**** Material shown ****

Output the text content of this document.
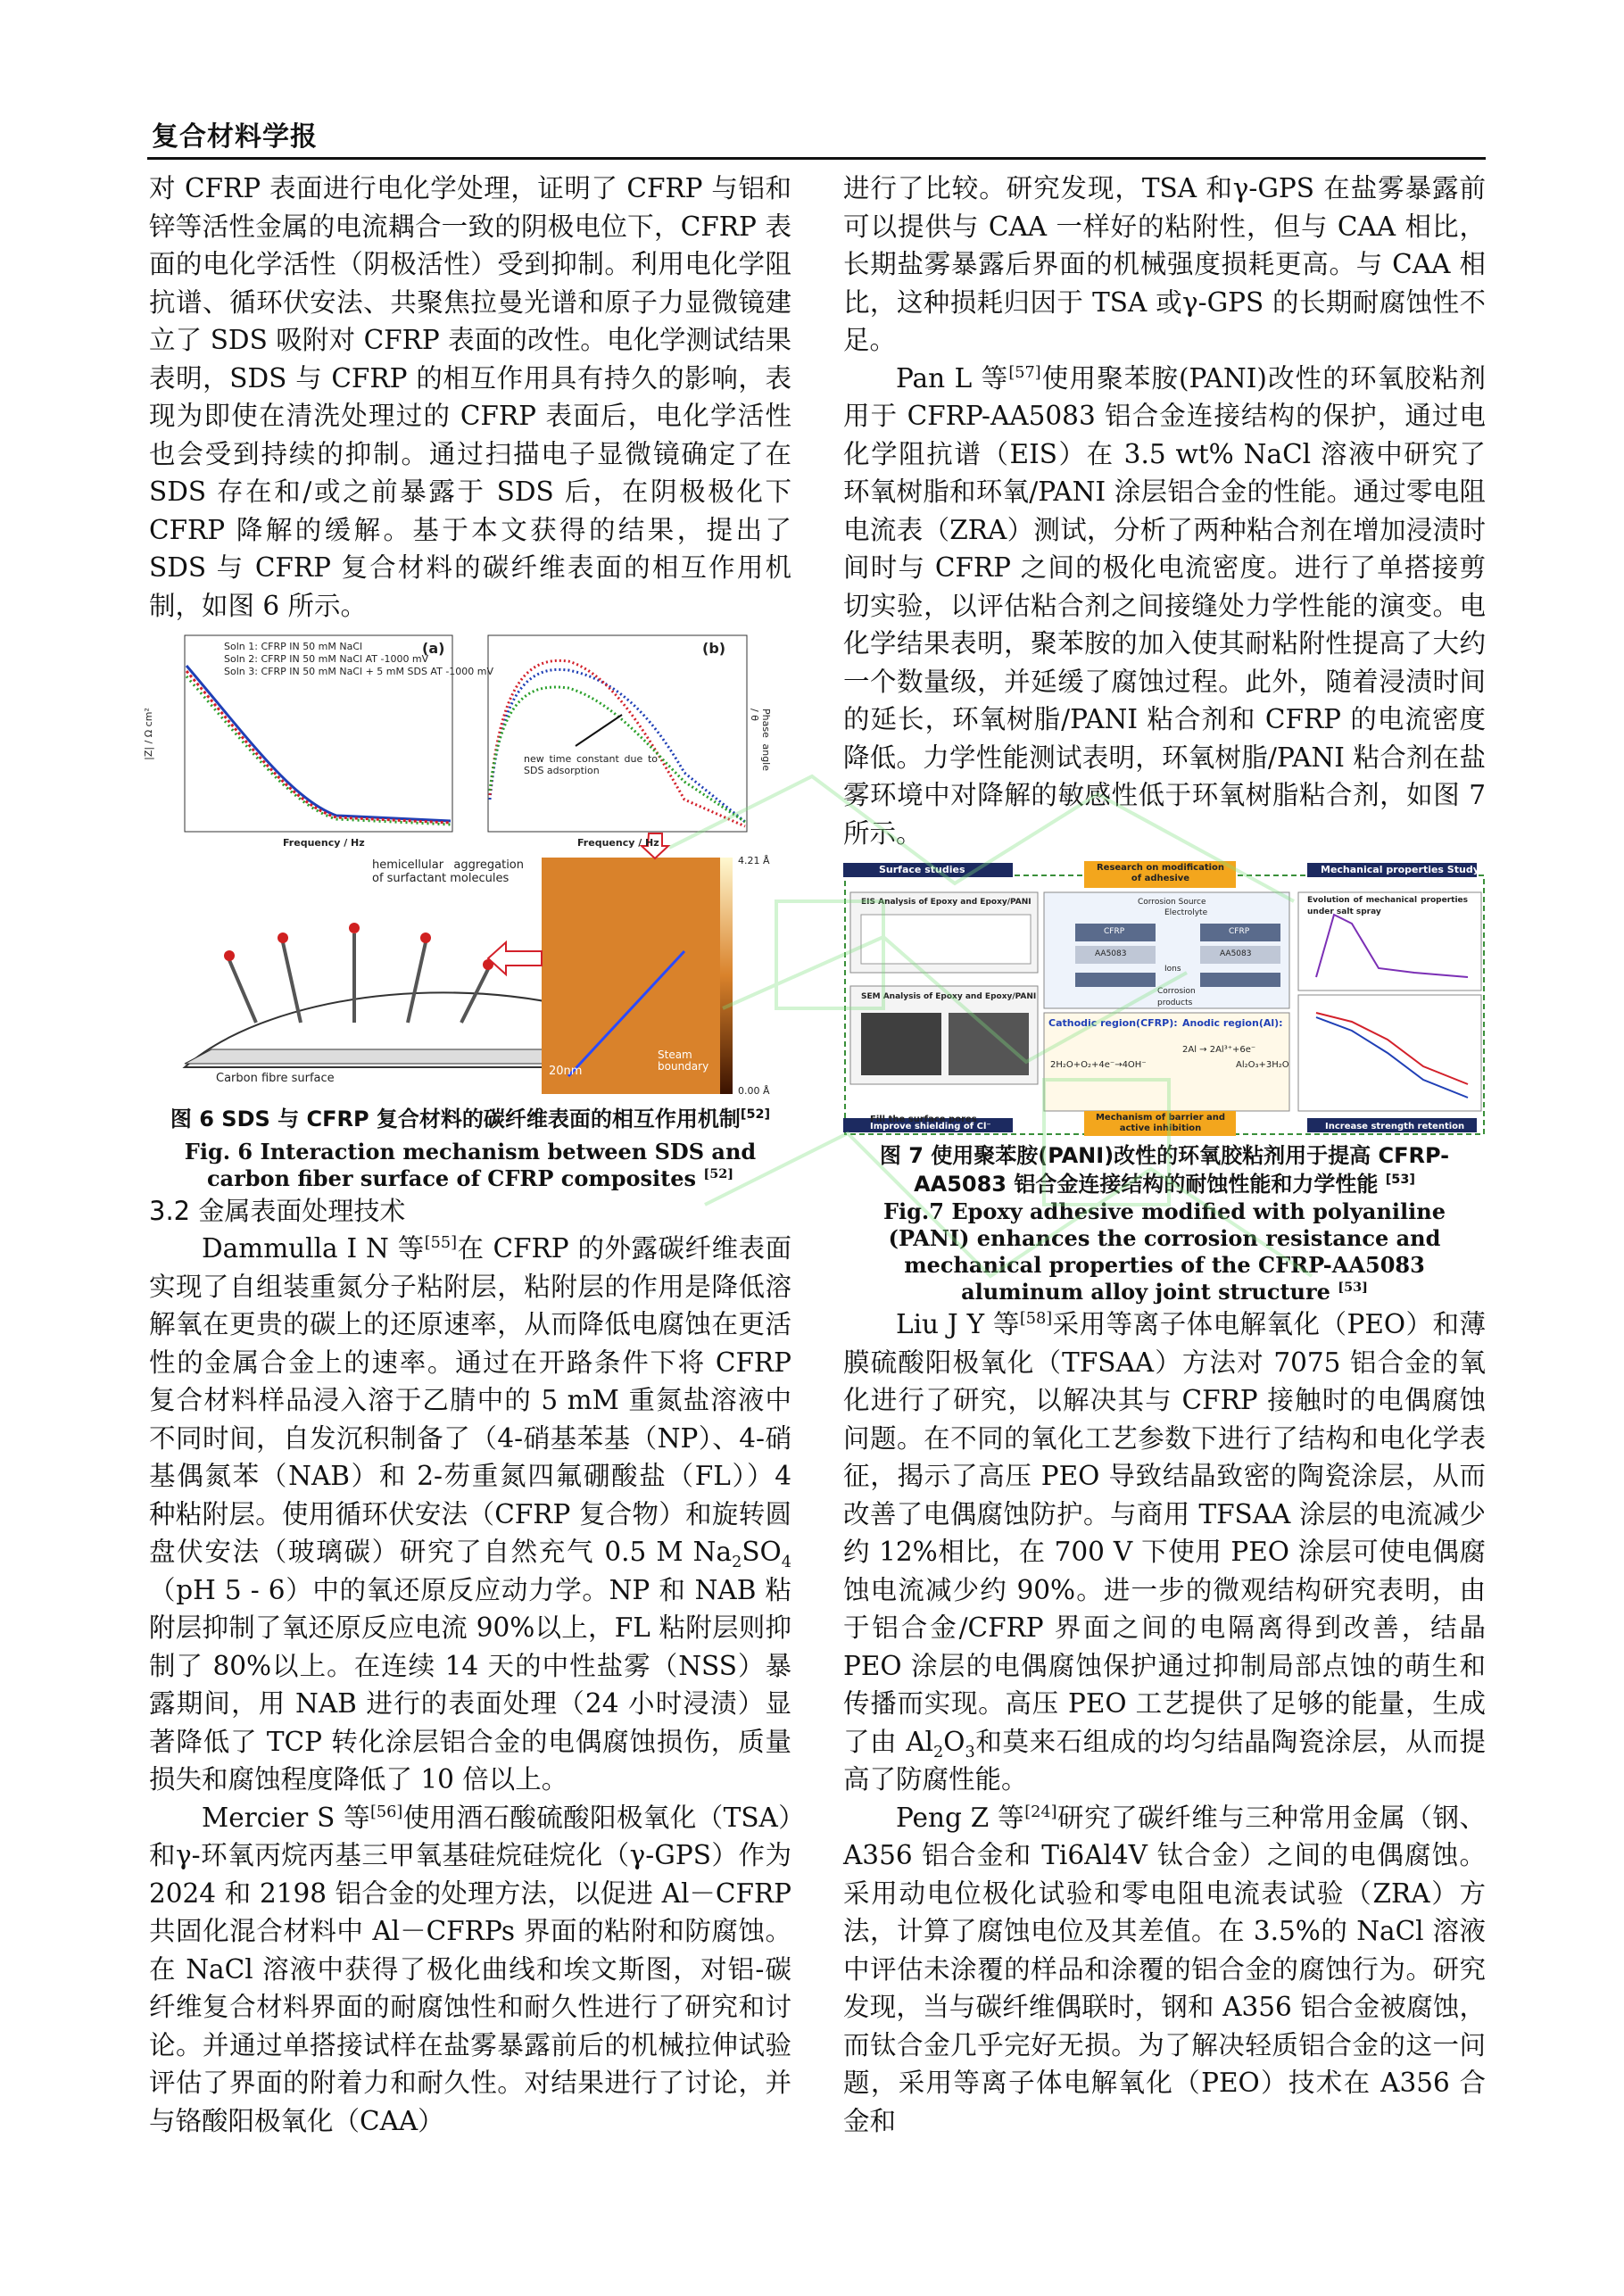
复合材料学报

对 CFRP 表面进行电化学处理，证明了 CFRP 与铝和锌等活性金属的电流耦合一致的阴极电位下，CFRP 表面的电化学活性（阴极活性）受到抑制。利用电化学阻抗谱、循环伏安法、共聚焦拉曼光谱和原子力显微镜建立了 SDS 吸附对 CFRP 表面的改性。电化学测试结果表明，SDS 与 CFRP 的相互作用具有持久的影响，表现为即使在清洗处理过的 CFRP 表面后，电化学活性也会受到持续的抑制。通过扫描电子显微镜确定了在 SDS 存在和/或之前暴露于 SDS 后，在阴极极化下 CFRP 降解的缓解。基于本文获得的结果，提出了 SDS 与 CFRP 复合材料的碳纤维表面的相互作用机制，如图 6 所示。

Soln 1: CFRP IN 50 mM NaCl
Soln 2: CFRP IN 50 mM NaCl AT -1000 mV
Soln 3: CFRP IN 50 mM NaCl + 5 mM SDS AT -1000 mV
(a)	(b)
|Z| / Ω cm²	Phase angle / θ
Frequency / Hz	Frequency / Hz
new time constant due to SDS adsorption
hemicellular aggregation of surfactant molecules
Carbon fibre surface
4.21 Å
0.00 Å
20nm
Steam boundary
图 6 SDS 与 CFRP 复合材料的碳纤维表面的相互作用机制[52]
Fig. 6 Interaction mechanism between SDS and carbon fiber surface of CFRP composites [52]

3.2 金属表面处理技术

Dammulla I N 等[55]在 CFRP 的外露碳纤维表面实现了自组装重氮分子粘附层，粘附层的作用是降低溶解氧在更贵的碳上的还原速率，从而降低电腐蚀在更活性的金属合金上的速率。通过在开路条件下将 CFRP 复合材料样品浸入溶于乙腈中的 5 mM 重氮盐溶液中不同时间，自发沉积制备了（4-硝基苯基（NP）、4-硝基偶氮苯（NAB）和 2-芴重氮四氟硼酸盐（FL））4 种粘附层。使用循环伏安法（CFRP 复合物）和旋转圆盘伏安法（玻璃碳）研究了自然充气 0.5 M $Na_2SO_4(pH$ 5 - 6）中的氧还原反应动力学。NP 和 NAB 粘附层抑制了氧还原反应电流 90%以上，FL 粘附层则抑制了 80%以上。在连续 14 天的中性盐雾（NSS）暴露期间，用 NAB 进行的表面处理（24 小时浸渍）显著降低了 TCP 转化涂层铝合金的电偶腐蚀损伤，质量损失和腐蚀程度降低了 10 倍以上。

Mercier S 等[56]使用酒石酸硫酸阳极氧化（TSA）和γ-环氧丙烷丙基三甲氧基硅烷硅烷化（γ-GPS）作为 2024 和 2198 铝合金的处理方法，以促进 Al－CFRP 共固化混合材料中 Al－CFRPs 界面的粘附和防腐蚀。在 NaCl 溶液中获得了极化曲线和埃文斯图，对铝-碳纤维复合材料界面的耐腐蚀性和耐久性进行了研究和讨论。并通过单搭接试样在盐雾暴露前后的机械拉伸试验评估了界面的附着力和耐久性。对结果进行了讨论，并与铬酸阳极氧化（CAA）

进行了比较。研究发现，TSA 和γ-GPS 在盐雾暴露前可以提供与 CAA 一样好的粘附性，但与 CAA 相比，长期盐雾暴露后界面的机械强度损耗更高。与 CAA 相比，这种损耗归因于 TSA 或γ-GPS 的长期耐腐蚀性不足。

Pan L 等[57]使用聚苯胺(PANI)改性的环氧胶粘剂用于 CFRP-AA5083 铝合金连接结构的保护，通过电化学阻抗谱（EIS）在 3.5 wt% NaCl 溶液中研究了环氧树脂和环氧/PANI 涂层铝合金的性能。通过零电阻电流表（ZRA）测试，分析了两种粘合剂在增加浸渍时间时与 CFRP 之间的极化电流密度。进行了单搭接剪切实验，以评估粘合剂之间接缝处力学性能的演变。电化学结果表明，聚苯胺的加入使其耐粘附性提高了大约一个数量级，并延缓了腐蚀过程。此外，随着浸渍时间的延长，环氧树脂/PANI 粘合剂和 CFRP 的电流密度降低。力学性能测试表明，环氧树脂/PANI 粘合剂在盐雾环境中对降解的敏感性低于环氧树脂粘合剂，如图 7 所示。

Surface studies	Research on modification of adhesive
Mechanical properties Study
EIS Analysis of Epoxy and Epoxy/PANI
SEM Analysis of Epoxy and Epoxy/PANI
CFRP
AA5083
CFRP
AA5083
Corrosion Source
Electrolyte
Ions
Corrosion products
Evolution of mechanical properties under salt spray
Cathodic region(CFRP): Anodic region(Al):
2H₂O+O₂+4e⁻→4OH⁻
2Al → 2Al³⁺+6e⁻
Al₂O₃+3H₂O
Fill the surface pores
Improve shielding of Cl⁻
Mechanism of barrier and active inhibition	Increase strength retention
图 7 使用聚苯胺(PANI)改性的环氧胶粘剂用于提高 CFRP-AA5083 铝合金连接结构的耐蚀性能和力学性能 [53]
Fig.7 Epoxy adhesive modified with polyaniline (PANI) enhances the corrosion resistance and mechanical properties of the CFRP-AA5083 aluminum alloy joint structure [53]

Liu J Y 等[58]采用等离子体电解氧化（PEO）和薄膜硫酸阳极氧化（TFSAA）方法对 7075 铝合金的氧化进行了研究，以解决其与 CFRP 接触时的电偶腐蚀问题。在不同的氧化工艺参数下进行了结构和电化学表征，揭示了高压 PEO 导致结晶致密的陶瓷涂层，从而改善了电偶腐蚀防护。与商用 TFSAA 涂层的电流减少约 12%相比，在 700 V 下使用 PEO 涂层可使电偶腐蚀电流减少约 90%。进一步的微观结构研究表明，由于铝合金/CFRP 界面之间的电隔离得到改善，结晶 PEO 涂层的电偶腐蚀保护通过抑制局部点蚀的萌生和传播而实现。高压 PEO 工艺提供了足够的能量，生成了由 $Al_2O_3$和莫来石组成的均匀结晶陶瓷涂层，从而提高了防腐性能。

Peng Z 等[24]研究了碳纤维与三种常用金属（钢、A356 铝合金和 Ti6Al4V 钛合金）之间的电偶腐蚀。采用动电位极化试验和零电阻电流表试验（ZRA）方法，计算了腐蚀电位及其差值。在 3.5%的 NaCl 溶液中评估未涂覆的样品和涂覆的铝合金的腐蚀行为。研究发现，当与碳纤维偶联时，钢和 A356 铝合金被腐蚀，而钛合金几乎完好无损。为了解决轻质铝合金的这一问题，采用等离子体电解氧化（PEO）技术在 A356 合金和
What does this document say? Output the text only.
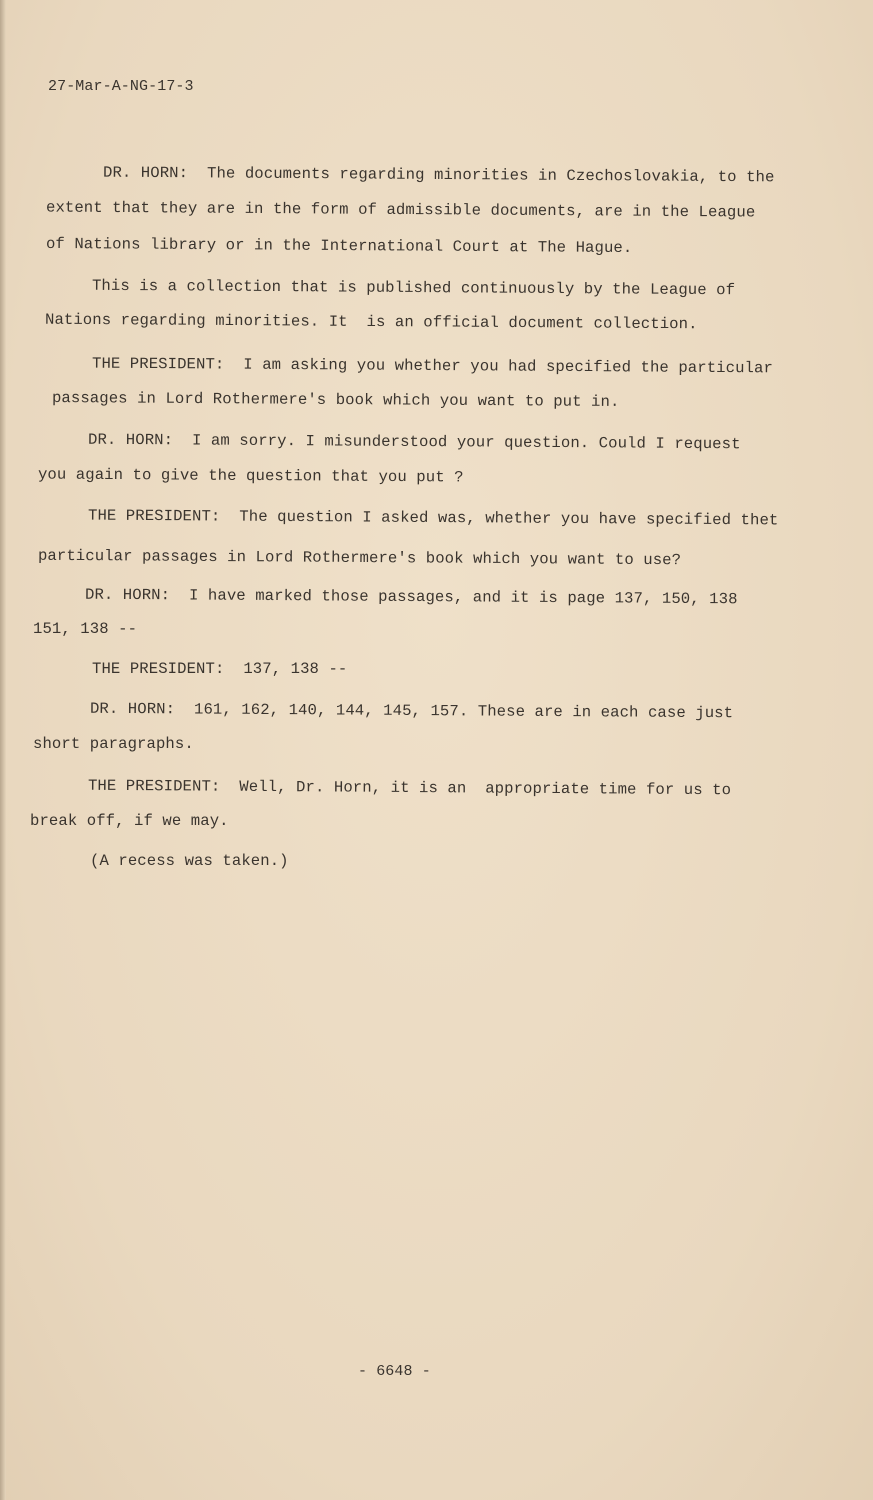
27-Mar-A-NG-17-3
DR. HORN:  The documents regarding minorities in Czechoslovakia, to the
extent that they are in the form of admissible documents, are in the League
of Nations library or in the International Court at The Hague.
This is a collection that is published continuously by the League of
Nations regarding minorities. It  is an official document collection.
THE PRESIDENT:  I am asking you whether you had specified the particular
passages in Lord Rothermere's book which you want to put in.
DR. HORN:  I am sorry. I misunderstood your question. Could I request
you again to give the question that you put ?
THE PRESIDENT:  The question I asked was, whether you have specified thet
particular passages in Lord Rothermere's book which you want to use?
DR. HORN:  I have marked those passages, and it is page 137, 150, 138
151, 138 --
THE PRESIDENT:  137, 138 --
DR. HORN:  161, 162, 140, 144, 145, 157. These are in each case just
short paragraphs.
THE PRESIDENT:  Well, Dr. Horn, it is an  appropriate time for us to
break off, if we may.
(A recess was taken.)
- 6648 -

****

* _Given instruction_
Reproduce each record above by retyping it exactly; omit all images.

* _Exercise answer_
Output the text content of this document.
复合材料学报

对 CFRP 表面进行电化学处理，证明了 CFRP 与铝和锌等活性金属的电流耦合一致的阴极电位下，CFRP 表面的电化学活性（阴极活性）受到抑制。利用电化学阻抗谱、循环伏安法、共聚焦拉曼光谱和原子力显微镜建立了 SDS 吸附对 CFRP 表面的改性。电化学测试结果表明，SDS 与 CFRP 的相互作用具有持久的影响，表现为即使在清洗处理过的 CFRP 表面后，电化学活性也会受到持续的抑制。通过扫描电子显微镜确定了在 SDS 存在和/或之前暴露于 SDS 后，在阴极极化下 CFRP 降解的缓解。基于本文获得的结果，提出了 SDS 与 CFRP 复合材料的碳纤维表面的相互作用机制，如图 6 所示。

Soln 1: CFRP IN 50 mM NaCl
Soln 2: CFRP IN 50 mM NaCl AT -1000 mV
Soln 3: CFRP IN 50 mM NaCl + 5 mM SDS AT -1000 mV
(a)	(b)
|Z| / Ω cm²	Phase angle / θ
Frequency / Hz	Frequency / Hz
new time constant due to SDS adsorption
hemicellular aggregation of surfactant molecules
Carbon fibre surface
4.21 Å
0.00 Å
20nm
Steam boundary
图 6 SDS 与 CFRP 复合材料的碳纤维表面的相互作用机制[52]
Fig. 6 Interaction mechanism between SDS and carbon fiber surface of CFRP composites [52]

3.2 金属表面处理技术

Dammulla I N 等[55]在 CFRP 的外露碳纤维表面实现了自组装重氮分子粘附层，粘附层的作用是降低溶解氧在更贵的碳上的还原速率，从而降低电腐蚀在更活性的金属合金上的速率。通过在开路条件下将 CFRP 复合材料样品浸入溶于乙腈中的 5 mM 重氮盐溶液中不同时间，自发沉积制备了（4-硝基苯基（NP）、4-硝基偶氮苯（NAB）和 2-芴重氮四氟硼酸盐（FL））4 种粘附层。使用循环伏安法（CFRP 复合物）和旋转圆盘伏安法（玻璃碳）研究了自然充气 0.5 M $Na_2SO_4(pH$ 5 - 6）中的氧还原反应动力学。NP 和 NAB 粘附层抑制了氧还原反应电流 90%以上，FL 粘附层则抑制了 80%以上。在连续 14 天的中性盐雾（NSS）暴露期间，用 NAB 进行的表面处理（24 小时浸渍）显著降低了 TCP 转化涂层铝合金的电偶腐蚀损伤，质量损失和腐蚀程度降低了 10 倍以上。

Mercier S 等[56]使用酒石酸硫酸阳极氧化（TSA）和γ-环氧丙烷丙基三甲氧基硅烷硅烷化（γ-GPS）作为 2024 和 2198 铝合金的处理方法，以促进 Al－CFRP 共固化混合材料中 Al－CFRPs 界面的粘附和防腐蚀。在 NaCl 溶液中获得了极化曲线和埃文斯图，对铝-碳纤维复合材料界面的耐腐蚀性和耐久性进行了研究和讨论。并通过单搭接试样在盐雾暴露前后的机械拉伸试验评估了界面的附着力和耐久性。对结果进行了讨论，并与铬酸阳极氧化（CAA）

进行了比较。研究发现，TSA 和γ-GPS 在盐雾暴露前可以提供与 CAA 一样好的粘附性，但与 CAA 相比，长期盐雾暴露后界面的机械强度损耗更高。与 CAA 相比，这种损耗归因于 TSA 或γ-GPS 的长期耐腐蚀性不足。

Pan L 等[57]使用聚苯胺(PANI)改性的环氧胶粘剂用于 CFRP-AA5083 铝合金连接结构的保护，通过电化学阻抗谱（EIS）在 3.5 wt% NaCl 溶液中研究了环氧树脂和环氧/PANI 涂层铝合金的性能。通过零电阻电流表（ZRA）测试，分析了两种粘合剂在增加浸渍时间时与 CFRP 之间的极化电流密度。进行了单搭接剪切实验，以评估粘合剂之间接缝处力学性能的演变。电化学结果表明，聚苯胺的加入使其耐粘附性提高了大约一个数量级，并延缓了腐蚀过程。此外，随着浸渍时间的延长，环氧树脂/PANI 粘合剂和 CFRP 的电流密度降低。力学性能测试表明，环氧树脂/PANI 粘合剂在盐雾环境中对降解的敏感性低于环氧树脂粘合剂，如图 7 所示。

Surface studies	Research on modification of adhesive
Mechanical properties Study
EIS Analysis of Epoxy and Epoxy/PANI
SEM Analysis of Epoxy and Epoxy/PANI
CFRP
AA5083
CFRP
AA5083
Corrosion Source
Electrolyte
Ions
Corrosion products
Evolution of mechanical properties under salt spray
Cathodic region(CFRP): Anodic region(Al):
2H₂O+O₂+4e⁻→4OH⁻
2Al → 2Al³⁺+6e⁻
Al₂O₃+3H₂O
Fill the surface pores
Improve shielding of Cl⁻
Mechanism of barrier and active inhibition	Increase strength retention
图 7 使用聚苯胺(PANI)改性的环氧胶粘剂用于提高 CFRP-AA5083 铝合金连接结构的耐蚀性能和力学性能 [53]
Fig.7 Epoxy adhesive modified with polyaniline (PANI) enhances the corrosion resistance and mechanical properties of the CFRP-AA5083 aluminum alloy joint structure [53]

Liu J Y 等[58]采用等离子体电解氧化（PEO）和薄膜硫酸阳极氧化（TFSAA）方法对 7075 铝合金的氧化进行了研究，以解决其与 CFRP 接触时的电偶腐蚀问题。在不同的氧化工艺参数下进行了结构和电化学表征，揭示了高压 PEO 导致结晶致密的陶瓷涂层，从而改善了电偶腐蚀防护。与商用 TFSAA 涂层的电流减少约 12%相比，在 700 V 下使用 PEO 涂层可使电偶腐蚀电流减少约 90%。进一步的微观结构研究表明，由于铝合金/CFRP 界面之间的电隔离得到改善，结晶 PEO 涂层的电偶腐蚀保护通过抑制局部点蚀的萌生和传播而实现。高压 PEO 工艺提供了足够的能量，生成了由 $Al_2O_3$和莫来石组成的均匀结晶陶瓷涂层，从而提高了防腐性能。

Peng Z 等[24]研究了碳纤维与三种常用金属（钢、A356 铝合金和 Ti6Al4V 钛合金）之间的电偶腐蚀。采用动电位极化试验和零电阻电流表试验（ZRA）方法，计算了腐蚀电位及其差值。在 3.5%的 NaCl 溶液中评估未涂覆的样品和涂覆的铝合金的腐蚀行为。研究发现，当与碳纤维偶联时，钢和 A356 铝合金被腐蚀，而钛合金几乎完好无损。为了解决轻质铝合金的这一问题，采用等离子体电解氧化（PEO）技术在 A356 合金和
What does this document say? Output the text only.
27-Mar-A-NG-17-3
DR. HORN:  The documents regarding minorities in Czechoslovakia, to the
extent that they are in the form of admissible documents, are in the League
of Nations library or in the International Court at The Hague.
This is a collection that is published continuously by the League of
Nations regarding minorities. It  is an official document collection.
THE PRESIDENT:  I am asking you whether you had specified the particular
passages in Lord Rothermere's book which you want to put in.
DR. HORN:  I am sorry. I misunderstood your question. Could I request
you again to give the question that you put ?
THE PRESIDENT:  The question I asked was, whether you have specified thet
particular passages in Lord Rothermere's book which you want to use?
DR. HORN:  I have marked those passages, and it is page 137, 150, 138
151, 138 --
THE PRESIDENT:  137, 138 --
DR. HORN:  161, 162, 140, 144, 145, 157. These are in each case just
short paragraphs.
THE PRESIDENT:  Well, Dr. Horn, it is an  appropriate time for us to
break off, if we may.
(A recess was taken.)
- 6648 -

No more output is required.